→ **Aim**:
In the listing below, replace "section-body-line" with "body-text-line" and leave everything else unchanged. Omit the pictures from your copy.
*** Extracted entries ***
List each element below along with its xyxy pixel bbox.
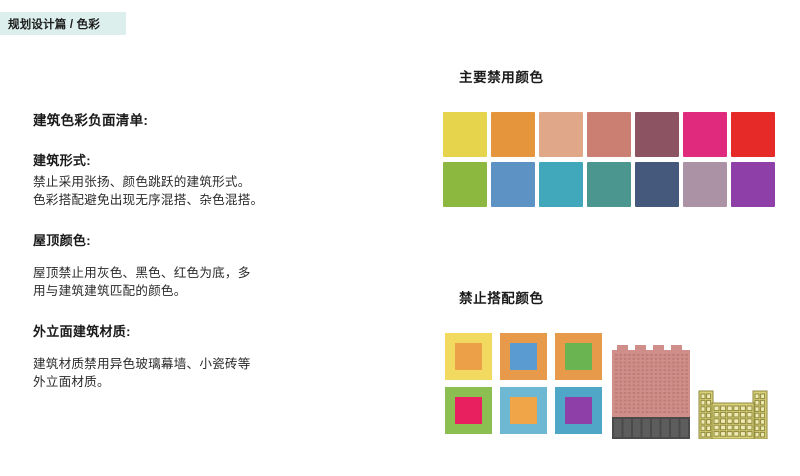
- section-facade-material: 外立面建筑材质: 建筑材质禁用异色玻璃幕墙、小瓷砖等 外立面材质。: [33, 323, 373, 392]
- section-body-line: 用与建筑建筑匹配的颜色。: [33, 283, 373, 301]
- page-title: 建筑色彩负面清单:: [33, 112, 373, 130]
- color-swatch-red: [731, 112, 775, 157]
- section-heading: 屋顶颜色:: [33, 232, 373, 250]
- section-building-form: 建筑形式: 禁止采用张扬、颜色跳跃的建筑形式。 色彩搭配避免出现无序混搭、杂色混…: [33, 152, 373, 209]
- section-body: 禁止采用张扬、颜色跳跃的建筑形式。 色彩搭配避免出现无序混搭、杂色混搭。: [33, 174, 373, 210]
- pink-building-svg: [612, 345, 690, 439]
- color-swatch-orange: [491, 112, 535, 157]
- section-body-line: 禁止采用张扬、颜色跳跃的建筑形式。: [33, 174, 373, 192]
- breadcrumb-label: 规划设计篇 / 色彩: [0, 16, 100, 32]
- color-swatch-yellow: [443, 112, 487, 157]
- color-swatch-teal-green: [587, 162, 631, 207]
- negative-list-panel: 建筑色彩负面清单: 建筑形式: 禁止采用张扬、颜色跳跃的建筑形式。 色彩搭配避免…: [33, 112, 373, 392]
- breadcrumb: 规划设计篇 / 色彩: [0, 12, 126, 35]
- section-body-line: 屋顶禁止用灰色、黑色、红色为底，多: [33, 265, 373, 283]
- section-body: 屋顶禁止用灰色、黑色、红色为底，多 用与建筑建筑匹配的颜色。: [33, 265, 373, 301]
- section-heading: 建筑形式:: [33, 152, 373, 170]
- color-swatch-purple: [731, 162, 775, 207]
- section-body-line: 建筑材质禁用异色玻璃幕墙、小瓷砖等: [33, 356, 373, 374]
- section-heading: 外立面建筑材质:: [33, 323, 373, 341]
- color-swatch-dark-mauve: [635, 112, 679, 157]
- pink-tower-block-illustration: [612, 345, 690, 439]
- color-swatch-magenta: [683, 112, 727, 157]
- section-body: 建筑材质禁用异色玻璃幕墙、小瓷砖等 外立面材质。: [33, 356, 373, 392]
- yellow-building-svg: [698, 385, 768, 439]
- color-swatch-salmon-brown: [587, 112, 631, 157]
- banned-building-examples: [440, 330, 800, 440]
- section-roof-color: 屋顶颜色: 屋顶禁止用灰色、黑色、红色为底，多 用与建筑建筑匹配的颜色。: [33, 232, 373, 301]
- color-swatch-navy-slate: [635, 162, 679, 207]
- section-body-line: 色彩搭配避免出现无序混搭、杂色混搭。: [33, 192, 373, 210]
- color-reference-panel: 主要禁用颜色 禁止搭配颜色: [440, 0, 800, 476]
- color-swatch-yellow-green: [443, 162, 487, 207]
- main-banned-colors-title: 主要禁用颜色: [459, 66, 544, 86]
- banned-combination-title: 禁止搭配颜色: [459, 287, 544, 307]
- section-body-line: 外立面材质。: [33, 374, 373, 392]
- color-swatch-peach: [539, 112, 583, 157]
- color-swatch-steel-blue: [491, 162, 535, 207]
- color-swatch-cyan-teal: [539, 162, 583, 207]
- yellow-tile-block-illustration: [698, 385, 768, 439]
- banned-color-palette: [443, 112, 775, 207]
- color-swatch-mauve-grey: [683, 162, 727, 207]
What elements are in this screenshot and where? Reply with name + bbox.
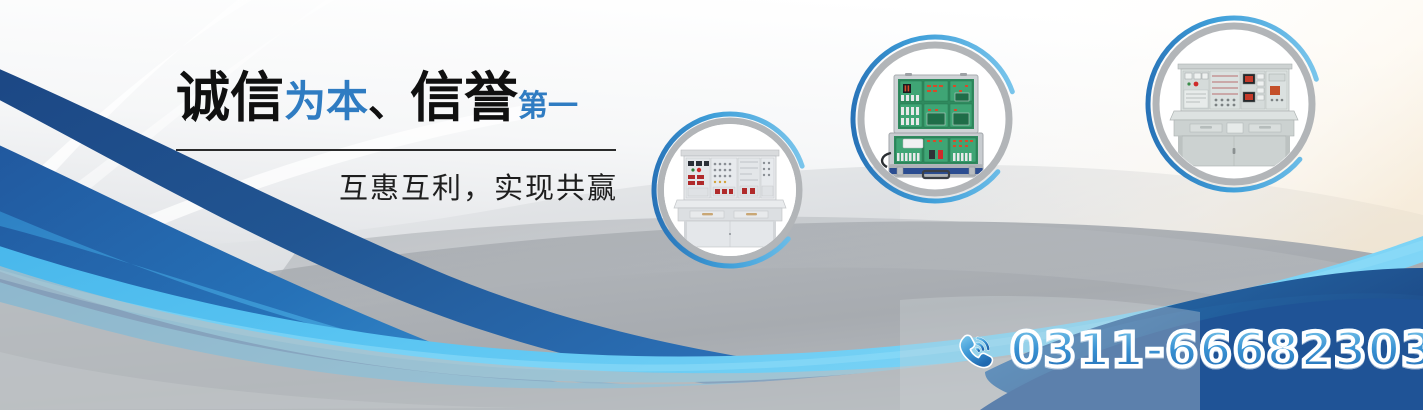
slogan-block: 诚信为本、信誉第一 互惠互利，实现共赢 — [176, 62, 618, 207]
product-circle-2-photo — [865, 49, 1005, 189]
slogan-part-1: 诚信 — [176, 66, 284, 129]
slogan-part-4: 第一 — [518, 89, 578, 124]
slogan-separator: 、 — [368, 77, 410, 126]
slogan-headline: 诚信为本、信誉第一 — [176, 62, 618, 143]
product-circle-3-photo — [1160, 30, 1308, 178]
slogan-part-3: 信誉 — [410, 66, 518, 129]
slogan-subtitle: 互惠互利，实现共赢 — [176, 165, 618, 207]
***
→ **Output of the task**:
List each element below along with its xyxy pixel bbox.
- section-facade-material: 外立面建筑材质: 建筑材质禁用异色玻璃幕墙、小瓷砖等 外立面材质。: [33, 323, 373, 392]
- body-text-line: 用与建筑建筑匹配的颜色。: [33, 283, 373, 301]
- page-title: 建筑色彩负面清单:: [33, 112, 373, 130]
- color-swatch-red: [731, 112, 775, 157]
- section-heading: 屋顶颜色:: [33, 232, 373, 250]
- section-building-form: 建筑形式: 禁止采用张扬、颜色跳跃的建筑形式。 色彩搭配避免出现无序混搭、杂色混…: [33, 152, 373, 209]
- section-body: 禁止采用张扬、颜色跳跃的建筑形式。 色彩搭配避免出现无序混搭、杂色混搭。: [33, 174, 373, 210]
- pink-building-svg: [612, 345, 690, 439]
- color-swatch-orange: [491, 112, 535, 157]
- body-text-line: 禁止采用张扬、颜色跳跃的建筑形式。: [33, 174, 373, 192]
- breadcrumb-label: 规划设计篇 / 色彩: [0, 16, 100, 32]
- color-swatch-yellow: [443, 112, 487, 157]
- color-swatch-teal-green: [587, 162, 631, 207]
- negative-list-panel: 建筑色彩负面清单: 建筑形式: 禁止采用张扬、颜色跳跃的建筑形式。 色彩搭配避免…: [33, 112, 373, 392]
- breadcrumb: 规划设计篇 / 色彩: [0, 12, 126, 35]
- body-text-line: 屋顶禁止用灰色、黑色、红色为底，多: [33, 265, 373, 283]
- section-body: 屋顶禁止用灰色、黑色、红色为底，多 用与建筑建筑匹配的颜色。: [33, 265, 373, 301]
- section-heading: 建筑形式:: [33, 152, 373, 170]
- color-swatch-purple: [731, 162, 775, 207]
- body-text-line: 建筑材质禁用异色玻璃幕墙、小瓷砖等: [33, 356, 373, 374]
- section-heading: 外立面建筑材质:: [33, 323, 373, 341]
- color-swatch-dark-mauve: [635, 112, 679, 157]
- pink-tower-block-illustration: [612, 345, 690, 439]
- color-swatch-magenta: [683, 112, 727, 157]
- section-body: 建筑材质禁用异色玻璃幕墙、小瓷砖等 外立面材质。: [33, 356, 373, 392]
- yellow-building-svg: [698, 385, 768, 439]
- color-swatch-salmon-brown: [587, 112, 631, 157]
- banned-building-examples: [440, 330, 800, 440]
- section-roof-color: 屋顶颜色: 屋顶禁止用灰色、黑色、红色为底，多 用与建筑建筑匹配的颜色。: [33, 232, 373, 301]
- color-swatch-navy-slate: [635, 162, 679, 207]
- body-text-line: 色彩搭配避免出现无序混搭、杂色混搭。: [33, 192, 373, 210]
- color-reference-panel: 主要禁用颜色 禁止搭配颜色: [440, 0, 800, 476]
- color-swatch-yellow-green: [443, 162, 487, 207]
- main-banned-colors-title: 主要禁用颜色: [459, 66, 544, 86]
- banned-combination-title: 禁止搭配颜色: [459, 287, 544, 307]
- body-text-line: 外立面材质。: [33, 374, 373, 392]
- color-swatch-peach: [539, 112, 583, 157]
- color-swatch-steel-blue: [491, 162, 535, 207]
- color-swatch-cyan-teal: [539, 162, 583, 207]
- yellow-tile-block-illustration: [698, 385, 768, 439]
- banned-color-palette: [443, 112, 775, 207]
- color-swatch-mauve-grey: [683, 162, 727, 207]
What elements are in this screenshot and where? Reply with name + bbox.
slogan-block: 诚信为本、信誉第一 互惠互利，实现共赢 — [176, 62, 618, 207]
product-circle-2-photo — [865, 49, 1005, 189]
slogan-part-1: 诚信 — [176, 66, 284, 129]
slogan-part-4: 第一 — [518, 89, 578, 124]
slogan-separator: 、 — [368, 77, 410, 126]
slogan-headline: 诚信为本、信誉第一 — [176, 62, 618, 143]
product-circle-3-photo — [1160, 30, 1308, 178]
slogan-part-3: 信誉 — [410, 66, 518, 129]
slogan-subtitle: 互惠互利，实现共赢 — [176, 165, 618, 207]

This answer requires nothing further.